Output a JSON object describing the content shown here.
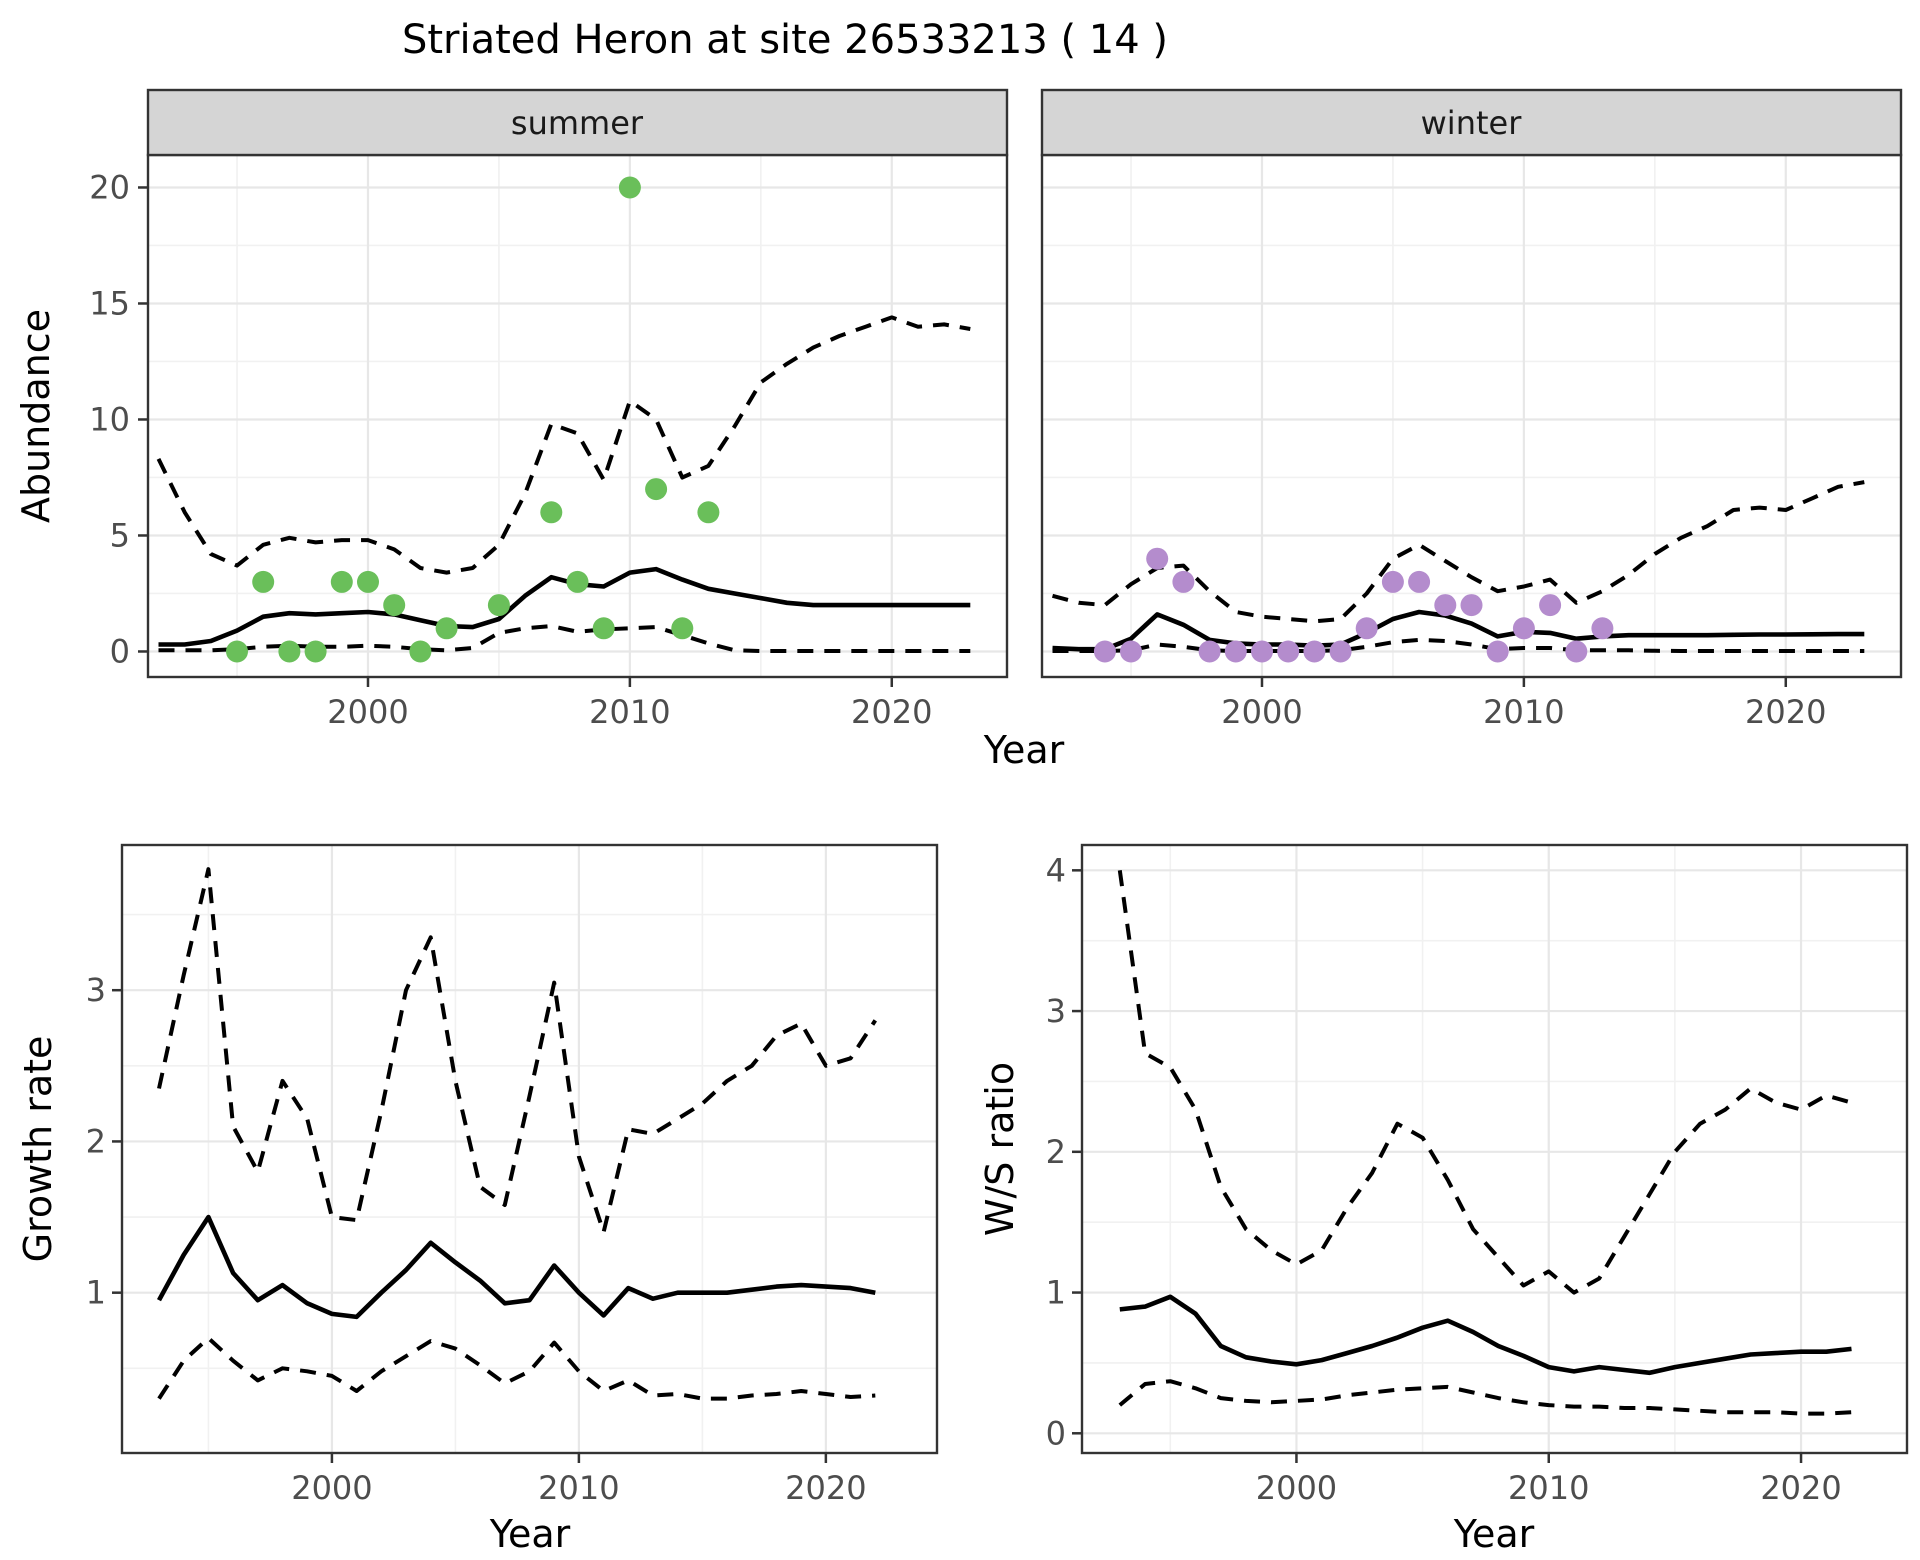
{
  "title": "Striated Heron at site 26533213 ( 14 )",
  "colors": {
    "summer_point": "#6abf5a",
    "winter_point": "#b48ccd",
    "line": "#000000",
    "grid_major": "#e7e7e7",
    "grid_minor": "#f1f1f1",
    "panel_border": "#333333",
    "strip_bg": "#d5d5d5",
    "tick_text": "#4d4d4d"
  },
  "chart_data": [
    {
      "type": "scatter",
      "facet": "summer",
      "ylabel": "Abundance",
      "xlabel": "Year",
      "xlim": [
        1991.6,
        2024.4
      ],
      "ylim": [
        -1.1,
        21.4
      ],
      "x_ticks": [
        2000,
        2010,
        2020
      ],
      "x_minor": [
        1995,
        2005,
        2015
      ],
      "y_ticks": [
        0,
        5,
        10,
        15,
        20
      ],
      "y_minor": [
        2.5,
        7.5,
        12.5,
        17.5
      ],
      "points": [
        [
          1995,
          0
        ],
        [
          1996,
          3
        ],
        [
          1997,
          0
        ],
        [
          1998,
          0
        ],
        [
          1999,
          3
        ],
        [
          2000,
          3
        ],
        [
          2001,
          2
        ],
        [
          2002,
          0
        ],
        [
          2003,
          1
        ],
        [
          2005,
          2
        ],
        [
          2007,
          6
        ],
        [
          2008,
          3
        ],
        [
          2009,
          1
        ],
        [
          2010,
          20
        ],
        [
          2011,
          7
        ],
        [
          2012,
          1
        ],
        [
          2013,
          6
        ]
      ],
      "point_color": "#6abf5a",
      "series": [
        {
          "name": "upper-95ci",
          "style": "dashed",
          "start_year": 1992,
          "values": [
            8.3,
            6.0,
            4.2,
            3.7,
            4.6,
            4.9,
            4.7,
            4.8,
            4.8,
            4.4,
            3.6,
            3.4,
            3.6,
            4.6,
            6.8,
            9.8,
            9.4,
            7.4,
            10.8,
            10.0,
            7.5,
            8.0,
            9.7,
            11.6,
            12.4,
            13.1,
            13.6,
            14.0,
            14.4,
            14.0,
            14.1,
            13.9
          ]
        },
        {
          "name": "lower-95ci",
          "style": "dashed",
          "start_year": 1992,
          "values": [
            0.05,
            0.05,
            0.05,
            0.1,
            0.2,
            0.25,
            0.2,
            0.2,
            0.25,
            0.2,
            0.1,
            0.05,
            0.15,
            0.8,
            1.0,
            1.1,
            0.85,
            0.95,
            1.0,
            1.05,
            0.7,
            0.35,
            0.05,
            0.02,
            0.02,
            0.02,
            0.02,
            0.02,
            0.02,
            0.02,
            0.02,
            0.02
          ]
        },
        {
          "name": "median",
          "style": "solid",
          "start_year": 1992,
          "values": [
            0.3,
            0.3,
            0.45,
            0.9,
            1.5,
            1.65,
            1.6,
            1.65,
            1.7,
            1.6,
            1.35,
            1.1,
            1.05,
            1.4,
            2.4,
            3.2,
            2.9,
            2.8,
            3.4,
            3.55,
            3.1,
            2.7,
            2.5,
            2.3,
            2.1,
            2.0,
            2.0,
            2.0,
            2.0,
            2.0,
            2.0,
            2.0
          ]
        }
      ]
    },
    {
      "type": "scatter",
      "facet": "winter",
      "xlim": [
        1991.6,
        2024.4
      ],
      "ylim": [
        -1.1,
        21.4
      ],
      "x_ticks": [
        2000,
        2010,
        2020
      ],
      "x_minor": [
        1995,
        2005,
        2015
      ],
      "y_ticks": [],
      "y_grid": [
        0,
        5,
        10,
        15,
        20
      ],
      "y_minor": [
        2.5,
        7.5,
        12.5,
        17.5
      ],
      "points": [
        [
          1994,
          0
        ],
        [
          1995,
          0
        ],
        [
          1996,
          4
        ],
        [
          1997,
          3
        ],
        [
          1998,
          0
        ],
        [
          1999,
          0
        ],
        [
          2000,
          0
        ],
        [
          2001,
          0
        ],
        [
          2002,
          0
        ],
        [
          2003,
          0
        ],
        [
          2004,
          1
        ],
        [
          2005,
          3
        ],
        [
          2006,
          3
        ],
        [
          2007,
          2
        ],
        [
          2008,
          2
        ],
        [
          2009,
          0
        ],
        [
          2010,
          1
        ],
        [
          2011,
          2
        ],
        [
          2012,
          0
        ],
        [
          2013,
          1
        ]
      ],
      "point_color": "#b48ccd",
      "series": [
        {
          "name": "upper-95ci",
          "style": "dashed",
          "start_year": 1992,
          "values": [
            2.4,
            2.1,
            2.0,
            2.9,
            3.6,
            3.7,
            2.6,
            1.7,
            1.5,
            1.4,
            1.3,
            1.4,
            2.5,
            4.0,
            4.6,
            3.9,
            3.2,
            2.6,
            2.8,
            3.1,
            2.1,
            2.6,
            3.3,
            4.2,
            4.9,
            5.4,
            6.1,
            6.2,
            6.1,
            6.6,
            7.1,
            7.3
          ]
        },
        {
          "name": "lower-95ci",
          "style": "dashed",
          "start_year": 1992,
          "values": [
            0.02,
            0.02,
            0.02,
            0.05,
            0.3,
            0.2,
            0.05,
            0.02,
            0.02,
            0.02,
            0.02,
            0.05,
            0.2,
            0.4,
            0.5,
            0.45,
            0.3,
            0.1,
            0.15,
            0.15,
            0.05,
            0.05,
            0.05,
            0.03,
            0.02,
            0.02,
            0.02,
            0.02,
            0.02,
            0.02,
            0.02,
            0.02
          ]
        },
        {
          "name": "median",
          "style": "solid",
          "start_year": 1992,
          "values": [
            0.15,
            0.1,
            0.1,
            0.55,
            1.6,
            1.15,
            0.5,
            0.35,
            0.3,
            0.3,
            0.25,
            0.3,
            0.8,
            1.4,
            1.7,
            1.55,
            1.2,
            0.65,
            0.85,
            0.8,
            0.55,
            0.65,
            0.7,
            0.7,
            0.7,
            0.7,
            0.72,
            0.73,
            0.73,
            0.74,
            0.75,
            0.75
          ]
        }
      ]
    },
    {
      "type": "line",
      "ylabel": "Growth rate",
      "xlabel": "Year",
      "xlim": [
        1991.5,
        2024.5
      ],
      "ylim": [
        -0.06,
        3.96
      ],
      "x_ticks": [
        2000,
        2010,
        2020
      ],
      "x_minor": [
        1995,
        2005,
        2015
      ],
      "y_ticks": [
        1,
        2,
        3
      ],
      "y_minor": [
        0.5,
        1.5,
        2.5,
        3.5
      ],
      "points": [],
      "series": [
        {
          "name": "upper-95ci",
          "style": "dashed",
          "start_year": 1993,
          "values": [
            2.35,
            3.1,
            3.8,
            2.1,
            1.8,
            2.4,
            2.15,
            1.5,
            1.48,
            2.2,
            3.0,
            3.35,
            2.4,
            1.7,
            1.58,
            2.3,
            3.05,
            1.9,
            1.4,
            2.08,
            2.05,
            2.15,
            2.25,
            2.4,
            2.5,
            2.7,
            2.78,
            2.5,
            2.55,
            2.8
          ]
        },
        {
          "name": "lower-95ci",
          "style": "dashed",
          "start_year": 1993,
          "values": [
            0.3,
            0.55,
            0.7,
            0.55,
            0.42,
            0.5,
            0.48,
            0.45,
            0.35,
            0.48,
            0.58,
            0.68,
            0.63,
            0.52,
            0.4,
            0.48,
            0.67,
            0.48,
            0.35,
            0.42,
            0.32,
            0.33,
            0.3,
            0.3,
            0.32,
            0.33,
            0.35,
            0.33,
            0.31,
            0.32
          ]
        },
        {
          "name": "median",
          "style": "solid",
          "start_year": 1993,
          "values": [
            0.95,
            1.25,
            1.5,
            1.13,
            0.95,
            1.05,
            0.93,
            0.86,
            0.84,
            1.0,
            1.15,
            1.33,
            1.2,
            1.08,
            0.93,
            0.95,
            1.18,
            1.0,
            0.85,
            1.03,
            0.96,
            1.0,
            1.0,
            1.0,
            1.02,
            1.04,
            1.05,
            1.04,
            1.03,
            1.0
          ]
        }
      ]
    },
    {
      "type": "line",
      "ylabel": "W/S ratio",
      "xlabel": "Year",
      "xlim": [
        1991.5,
        2024.2
      ],
      "ylim": [
        -0.14,
        4.18
      ],
      "x_ticks": [
        2000,
        2010,
        2020
      ],
      "x_minor": [
        1995,
        2005,
        2015
      ],
      "y_ticks": [
        0,
        1,
        2,
        3,
        4
      ],
      "y_minor": [
        0.5,
        1.5,
        2.5,
        3.5
      ],
      "points": [],
      "series": [
        {
          "name": "upper-95ci",
          "style": "dashed",
          "start_year": 1993,
          "values": [
            4.0,
            2.7,
            2.6,
            2.3,
            1.75,
            1.45,
            1.3,
            1.2,
            1.3,
            1.6,
            1.85,
            2.2,
            2.1,
            1.8,
            1.45,
            1.25,
            1.05,
            1.15,
            1.0,
            1.1,
            1.4,
            1.7,
            2.0,
            2.2,
            2.3,
            2.45,
            2.35,
            2.3,
            2.4,
            2.35
          ]
        },
        {
          "name": "lower-95ci",
          "style": "dashed",
          "start_year": 1993,
          "values": [
            0.2,
            0.35,
            0.37,
            0.32,
            0.25,
            0.23,
            0.22,
            0.23,
            0.24,
            0.27,
            0.29,
            0.31,
            0.32,
            0.33,
            0.29,
            0.25,
            0.22,
            0.2,
            0.19,
            0.19,
            0.18,
            0.18,
            0.17,
            0.16,
            0.15,
            0.15,
            0.15,
            0.14,
            0.14,
            0.15
          ]
        },
        {
          "name": "median",
          "style": "solid",
          "start_year": 1993,
          "values": [
            0.88,
            0.9,
            0.97,
            0.85,
            0.62,
            0.54,
            0.51,
            0.49,
            0.52,
            0.57,
            0.62,
            0.68,
            0.75,
            0.8,
            0.72,
            0.62,
            0.55,
            0.47,
            0.44,
            0.47,
            0.45,
            0.43,
            0.47,
            0.5,
            0.53,
            0.56,
            0.57,
            0.58,
            0.58,
            0.6
          ]
        }
      ]
    }
  ]
}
----
# INSTRUCTIONS FOR THE TASK
Show each line in the entries that holds the string "ylabel".

# EXERCISE SOLUTION
      "ylabel": "Abundance",
      "ylabel": "Growth rate",
      "ylabel": "W/S ratio",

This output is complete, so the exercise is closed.